(DOCUMENT TEXT):
------------------------------
Excellent! I'll keep an eye out for the next release. In the meantime, this
provides enough background information.
Thanks, Andy

-i


On Wed, Mar 30, 2016 at 1:54 PM Andy Seaborne <[email protected]> wrote:

> On 29/03/16 18:38, Ignacio Tripodi wrote:
> > Thanks, Andy. This is a collection of roughly 4.7M triples. How would the
> > triple count affect the usage estimation, in relation to the total size?
> >
>
>  From the RDF storage point of view, 4.7 million triples isn't big (it
> fits in memory [*] or gets so cached in TDB that it's effectively
> in-memory much of which is no in-heap.)  Together with the Lucene side,
> looks fine for a current server class machine (it seems to be 16G
> tending to 32G range these days - this email will be out of date soon!
> [**])
>
> An SSD is good.
>
> And generally, portables of any kind have slower I/O paths than servers.
------------------------------
(Data taken from a collection):
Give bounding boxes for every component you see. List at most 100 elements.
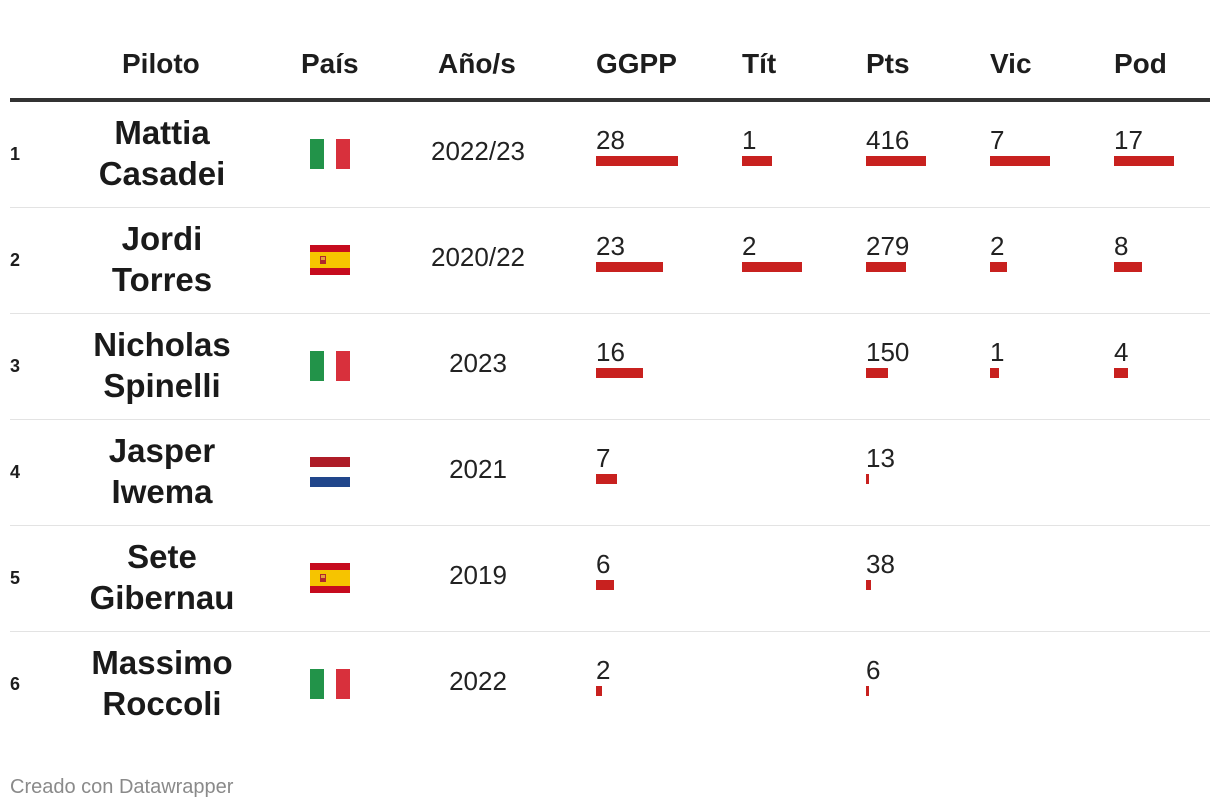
italy-flag bbox=[310, 139, 350, 169]
rank-label: 1 bbox=[10, 144, 21, 164]
header-ggpp[interactable]: GGPP bbox=[596, 48, 677, 79]
points-value: 38 bbox=[866, 549, 895, 579]
netherlands-flag bbox=[310, 457, 350, 487]
years-value: 2020/22 bbox=[431, 242, 525, 272]
rank-label: 5 bbox=[10, 568, 21, 588]
years-value: 2022 bbox=[449, 666, 507, 696]
points-value: 6 bbox=[866, 655, 881, 685]
points-cell: 150 bbox=[866, 338, 909, 378]
wins-value: 1 bbox=[990, 337, 1005, 367]
ggpp-bar bbox=[596, 368, 643, 378]
points-bar bbox=[866, 686, 869, 696]
table-row: 4 Jasper Iwema 2021 7 13 bbox=[10, 420, 1210, 526]
header-rider[interactable]: Piloto bbox=[122, 48, 200, 79]
table-row: 5 Sete Gibernau 2019 6 38 bbox=[10, 526, 1210, 632]
points-bar bbox=[866, 262, 906, 272]
ggpp-cell: 28 bbox=[596, 126, 678, 166]
ggpp-cell: 16 bbox=[596, 338, 643, 378]
ggpp-cell: 6 bbox=[596, 550, 614, 590]
table-row: 2 Jordi Torres 2020/22 23 2 279 2 8 bbox=[10, 208, 1210, 314]
years-value: 2021 bbox=[449, 454, 507, 484]
podiums-cell: 4 bbox=[1114, 338, 1128, 378]
wins-cell: 1 bbox=[990, 338, 1004, 378]
rider-name: Jasper Iwema bbox=[108, 432, 216, 510]
header-titles[interactable]: Tít bbox=[742, 48, 777, 79]
points-value: 416 bbox=[866, 125, 910, 155]
spain-flag bbox=[310, 245, 350, 275]
podiums-cell: 8 bbox=[1114, 232, 1142, 272]
header-points[interactable]: Pts bbox=[866, 48, 910, 79]
ggpp-value: 23 bbox=[596, 231, 625, 261]
ggpp-value: 2 bbox=[596, 655, 611, 685]
points-cell: 416 bbox=[866, 126, 926, 166]
podiums-bar bbox=[1114, 262, 1142, 272]
riders-table: Piloto País Año/s GGPP Tít Pts Vic Pod 1… bbox=[10, 34, 1210, 737]
credit-footer: Creado con Datawrapper bbox=[10, 776, 234, 798]
ggpp-cell: 23 bbox=[596, 232, 663, 272]
points-bar bbox=[866, 580, 871, 590]
points-value: 150 bbox=[866, 337, 910, 367]
points-cell: 279 bbox=[866, 232, 909, 272]
wins-bar bbox=[990, 262, 1007, 272]
italy-flag bbox=[310, 351, 350, 381]
titles-bar bbox=[742, 262, 802, 272]
table-body: 1 Mattia Casadei 2022/23 28 1 416 7 17 2 Jordi Torr… bbox=[10, 102, 1210, 737]
wins-cell: 2 bbox=[990, 232, 1007, 272]
header-years[interactable]: Año/s bbox=[438, 48, 516, 79]
rider-name: Nicholas Spinelli bbox=[93, 326, 231, 404]
points-cell: 38 bbox=[866, 550, 895, 590]
ggpp-bar bbox=[596, 156, 678, 166]
ggpp-value: 7 bbox=[596, 443, 611, 473]
points-bar bbox=[866, 474, 869, 484]
podiums-value: 8 bbox=[1114, 231, 1129, 261]
years-value: 2023 bbox=[449, 348, 507, 378]
wins-bar bbox=[990, 156, 1050, 166]
ggpp-bar bbox=[596, 262, 663, 272]
titles-cell: 1 bbox=[742, 126, 772, 166]
podiums-cell: 17 bbox=[1114, 126, 1174, 166]
rank-label: 3 bbox=[10, 356, 21, 376]
points-bar bbox=[866, 368, 888, 378]
table-row: 1 Mattia Casadei 2022/23 28 1 416 7 17 bbox=[10, 102, 1210, 208]
years-value: 2019 bbox=[449, 560, 507, 590]
rank-label: 6 bbox=[10, 674, 21, 694]
rider-name: Jordi Torres bbox=[111, 220, 213, 298]
titles-value: 1 bbox=[742, 125, 757, 155]
points-value: 13 bbox=[866, 443, 895, 473]
wins-value: 2 bbox=[990, 231, 1005, 261]
wins-cell: 7 bbox=[990, 126, 1050, 166]
titles-value: 2 bbox=[742, 231, 757, 261]
italy-flag bbox=[310, 669, 350, 699]
podiums-value: 17 bbox=[1114, 125, 1143, 155]
ggpp-value: 28 bbox=[596, 125, 625, 155]
ggpp-cell: 7 bbox=[596, 444, 617, 484]
podiums-bar bbox=[1114, 368, 1128, 378]
titles-cell: 2 bbox=[742, 232, 802, 272]
ggpp-cell: 2 bbox=[596, 656, 610, 696]
points-value: 279 bbox=[866, 231, 910, 261]
ggpp-bar bbox=[596, 686, 602, 696]
header-podiums[interactable]: Pod bbox=[1114, 48, 1167, 79]
header-row: Piloto País Año/s GGPP Tít Pts Vic Pod bbox=[10, 34, 1210, 102]
points-cell: 6 bbox=[866, 656, 880, 696]
wins-bar bbox=[990, 368, 999, 378]
table-row: 6 Massimo Roccoli 2022 2 6 bbox=[10, 632, 1210, 737]
header-country[interactable]: País bbox=[301, 48, 359, 79]
header-wins[interactable]: Vic bbox=[990, 48, 1032, 79]
table-row: 3 Nicholas Spinelli 2023 16 150 1 4 bbox=[10, 314, 1210, 420]
ggpp-bar bbox=[596, 580, 614, 590]
spain-flag bbox=[310, 563, 350, 593]
podiums-bar bbox=[1114, 156, 1174, 166]
ggpp-bar bbox=[596, 474, 617, 484]
points-bar bbox=[866, 156, 926, 166]
rank-label: 2 bbox=[10, 250, 21, 270]
rank-label: 4 bbox=[10, 462, 21, 482]
podiums-value: 4 bbox=[1114, 337, 1129, 367]
ggpp-value: 6 bbox=[596, 549, 611, 579]
ggpp-value: 16 bbox=[596, 337, 625, 367]
rider-name: Massimo Roccoli bbox=[91, 644, 233, 722]
points-cell: 13 bbox=[866, 444, 895, 484]
rider-name: Mattia Casadei bbox=[98, 114, 226, 192]
wins-value: 7 bbox=[990, 125, 1005, 155]
years-value: 2022/23 bbox=[431, 136, 525, 166]
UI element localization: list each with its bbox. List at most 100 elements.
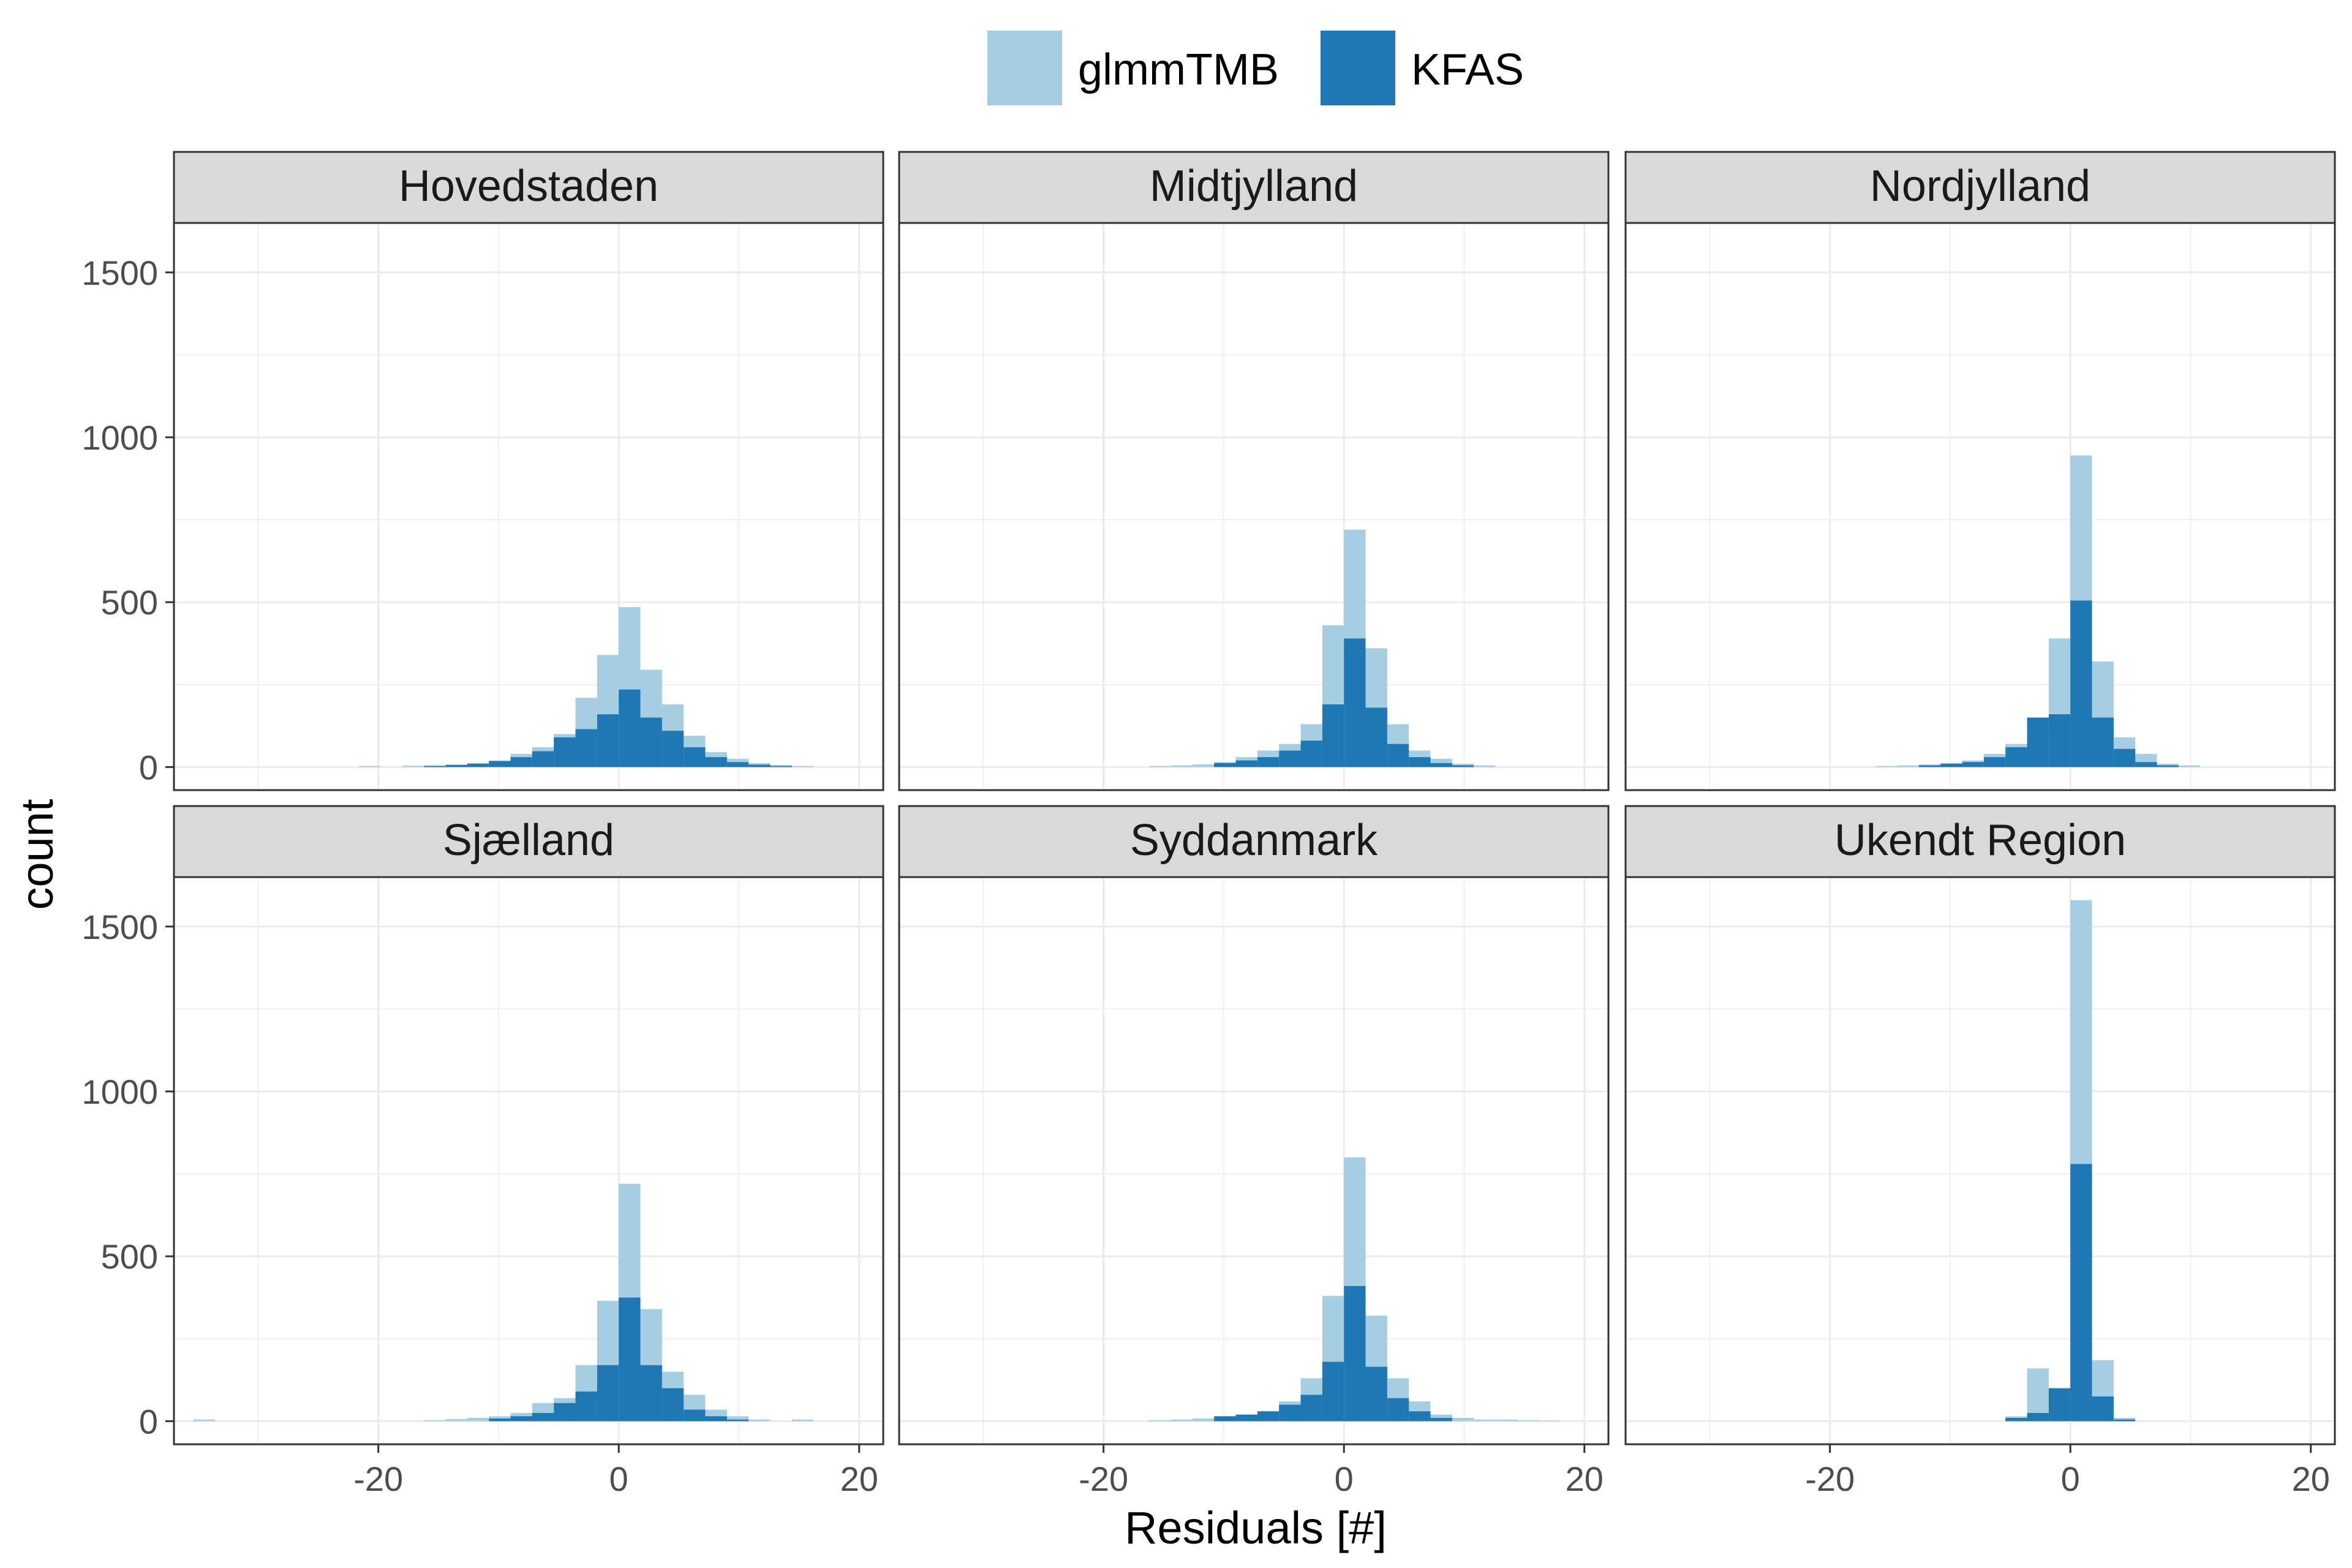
- bar-kfas: [684, 747, 706, 767]
- bar-glmmtmb: [2027, 1368, 2049, 1422]
- legend: glmmTMB KFAS: [987, 31, 1524, 105]
- strip-label-ukendt-region: Ukendt Region: [1834, 816, 2126, 865]
- bar-kfas: [1214, 763, 1236, 767]
- bar-kfas: [510, 757, 532, 767]
- bar-glmmtmb: [791, 766, 814, 767]
- bar-kfas: [1452, 765, 1474, 767]
- y-axis-title: count: [12, 799, 62, 910]
- grid-midtjylland: [899, 223, 1608, 790]
- strip-label-sjaelland: Sjælland: [443, 816, 614, 865]
- bar-glmmtmb: [1149, 1420, 1171, 1422]
- bar-kfas: [554, 737, 576, 767]
- panel-border-hovedstaden: [173, 222, 884, 791]
- bar-kfas: [1235, 1414, 1257, 1422]
- bar-kfas: [1322, 1362, 1344, 1422]
- bar-kfas: [662, 1388, 684, 1422]
- bar-kfas: [726, 1419, 749, 1422]
- bar-kfas: [2048, 714, 2071, 767]
- bar-glmmtmb: [424, 1420, 446, 1422]
- bar-glmmtmb: [726, 1416, 749, 1422]
- bar-kfas: [1430, 1417, 1452, 1422]
- bars-kfas-nordjylland: [1918, 600, 2179, 767]
- panel-border-ukendt-region: [1624, 876, 2336, 1446]
- x-tick-label: 0: [609, 1460, 628, 1498]
- bar-glmmtmb: [1192, 1419, 1215, 1422]
- bar-glmmtmb: [193, 1419, 215, 1422]
- bar-kfas: [532, 1412, 554, 1422]
- bar-kfas: [1983, 757, 2006, 767]
- bar-glmmtmb: [402, 766, 424, 767]
- legend-label-kfas: KFAS: [1411, 45, 1524, 94]
- bar-glmmtmb: [1474, 765, 1496, 767]
- strip-label-midtjylland: Midtjylland: [1150, 162, 1358, 211]
- bar-kfas: [1365, 1366, 1387, 1422]
- bar-kfas: [1279, 750, 1301, 767]
- bar-kfas: [640, 717, 662, 767]
- y-tick-label: 500: [101, 583, 158, 622]
- strip-label-nordjylland: Nordjylland: [1870, 162, 2090, 211]
- bar-glmmtmb: [1875, 766, 1898, 767]
- bars-kfas-midtjylland: [1214, 638, 1474, 767]
- bar-kfas: [489, 1419, 511, 1422]
- bar-kfas: [1257, 1411, 1280, 1422]
- bar-kfas: [684, 1409, 706, 1422]
- bar-glmmtmb: [791, 1419, 814, 1422]
- bar-kfas: [2070, 1164, 2092, 1422]
- y-tick-label: 1000: [81, 418, 158, 457]
- plot-area-hovedstaden: [174, 223, 883, 790]
- bar-kfas: [424, 766, 446, 767]
- bar-kfas: [1300, 741, 1322, 767]
- facet-panels: Hovedstaden 0 500 1000 1500 Midtjylland Nordjy…: [81, 151, 2336, 1498]
- bar-kfas: [2113, 748, 2136, 767]
- bar-kfas: [1365, 707, 1387, 767]
- panel-midtjylland: Midtjylland: [898, 151, 1610, 791]
- bar-kfas: [662, 731, 684, 767]
- bar-glmmtmb: [1517, 1420, 1539, 1422]
- x-tick-label: -20: [1079, 1460, 1128, 1498]
- bar-kfas: [2070, 600, 2092, 767]
- bar-kfas: [1387, 1398, 1409, 1422]
- legend-key-kfas: [1321, 31, 1395, 105]
- bar-kfas: [2092, 1396, 2114, 1422]
- bar-kfas: [2005, 1417, 2027, 1422]
- bar-glmmtmb: [1192, 764, 1215, 767]
- y-tick-label: 500: [101, 1237, 158, 1276]
- x-tick-label: -20: [353, 1460, 403, 1498]
- strip-ukendt-region: [1624, 805, 2336, 878]
- x-tick-label: 20: [1566, 1460, 1604, 1498]
- panel-nordjylland: Nordjylland: [1624, 151, 2336, 791]
- bar-kfas: [1387, 744, 1409, 767]
- bar-kfas: [640, 1365, 662, 1422]
- bar-kfas: [2113, 1419, 2136, 1422]
- strip-label-syddanmark: Syddanmark: [1130, 816, 1378, 865]
- plot-area-sjaelland: [174, 877, 883, 1444]
- bar-kfas: [2157, 765, 2179, 767]
- bar-glmmtmb: [1149, 766, 1171, 767]
- bar-kfas: [2027, 717, 2049, 767]
- bar-kfas: [554, 1403, 576, 1422]
- strip-hovedstaden: [173, 151, 884, 224]
- bars-kfas-sjaelland: [489, 1297, 749, 1422]
- strip-label-hovedstaden: Hovedstaden: [399, 162, 658, 211]
- bar-kfas: [1409, 757, 1431, 767]
- y-tick-label: 0: [139, 1402, 158, 1441]
- x-tick-label: 0: [1335, 1460, 1354, 1498]
- bar-kfas: [1300, 1395, 1322, 1422]
- bar-glmmtmb: [467, 1417, 489, 1422]
- panel-border-nordjylland: [1624, 222, 2336, 791]
- bar-glmmtmb: [1452, 1417, 1474, 1422]
- bar-kfas: [532, 751, 554, 767]
- bar-kfas: [705, 1416, 727, 1422]
- x-tick-label: 0: [2061, 1460, 2080, 1498]
- bar-glmmtmb: [1474, 1419, 1496, 1422]
- bars-kfas-syddanmark: [1214, 1286, 1452, 1422]
- bar-kfas: [597, 714, 619, 767]
- bar-kfas: [1235, 760, 1257, 767]
- bar-glmmtmb: [1495, 1419, 1517, 1422]
- bar-kfas: [2027, 1412, 2049, 1422]
- bar-kfas: [619, 1297, 641, 1422]
- bar-glmmtmb: [748, 1419, 771, 1422]
- strip-syddanmark: [898, 805, 1610, 878]
- bar-kfas: [1257, 757, 1280, 767]
- bar-kfas: [2135, 762, 2157, 767]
------------------------------
(EXERCISES TO COMPLETE):
A. Copy the part of the email about RDF storage from "On Wed, Mar" up to and including "of date soon!", word for word.
B. Reproduce the lines of the listing from the line with "italy-flag bbox=[310, 139, 350, 169]" up to and including the line with "ggpp-cell: 6 bbox=[596, 550, 614, 590]", word for word.
The email and the listing have nothing to do with each other.

(SOLUTIONS FOR EACH TASK):
A.
On Wed, Mar 30, 2016 at 1:54 PM Andy Seaborne <[email protected]> wrote:

> On 29/03/16 18:38, Ignacio Tripodi wrote:
> > Thanks, Andy. This is a collection of roughly 4.7M triples. How would the
> > triple count affect the usage estimation, in relation to the total size?
> >
>
>  From the RDF storage point of view, 4.7 million triples isn't big (it
> fits in memory [*] or gets so cached in TDB that it's effectively
> in-memory much of which is no in-heap.)  Together with the Lucene side,
> looks fine for a current server class machine (it seems to be 16G
> tending to 32G range these days - this email will be out of date soon!

B.
italy-flag bbox=[310, 139, 350, 169]
rank-label: 1 bbox=[10, 144, 21, 164]
header-ggpp[interactable]: GGPP bbox=[596, 48, 677, 79]
points-value: 38 bbox=[866, 549, 895, 579]
netherlands-flag bbox=[310, 457, 350, 487]
years-value: 2020/22 bbox=[431, 242, 525, 272]
rank-label: 5 bbox=[10, 568, 21, 588]
years-value: 2022 bbox=[449, 666, 507, 696]
points-value: 6 bbox=[866, 655, 881, 685]
points-cell: 150 bbox=[866, 338, 909, 378]
wins-value: 1 bbox=[990, 337, 1005, 367]
ggpp-bar bbox=[596, 368, 643, 378]
points-bar bbox=[866, 686, 869, 696]
table-row: 4 Jasper Iwema 2021 7 13 bbox=[10, 420, 1210, 526]
header-rider[interactable]: Piloto bbox=[122, 48, 200, 79]
table-row: 5 Sete Gibernau 2019 6 38 bbox=[10, 526, 1210, 632]
points-bar bbox=[866, 262, 906, 272]
ggpp-cell: 28 bbox=[596, 126, 678, 166]
ggpp-cell: 16 bbox=[596, 338, 643, 378]
ggpp-cell: 6 bbox=[596, 550, 614, 590]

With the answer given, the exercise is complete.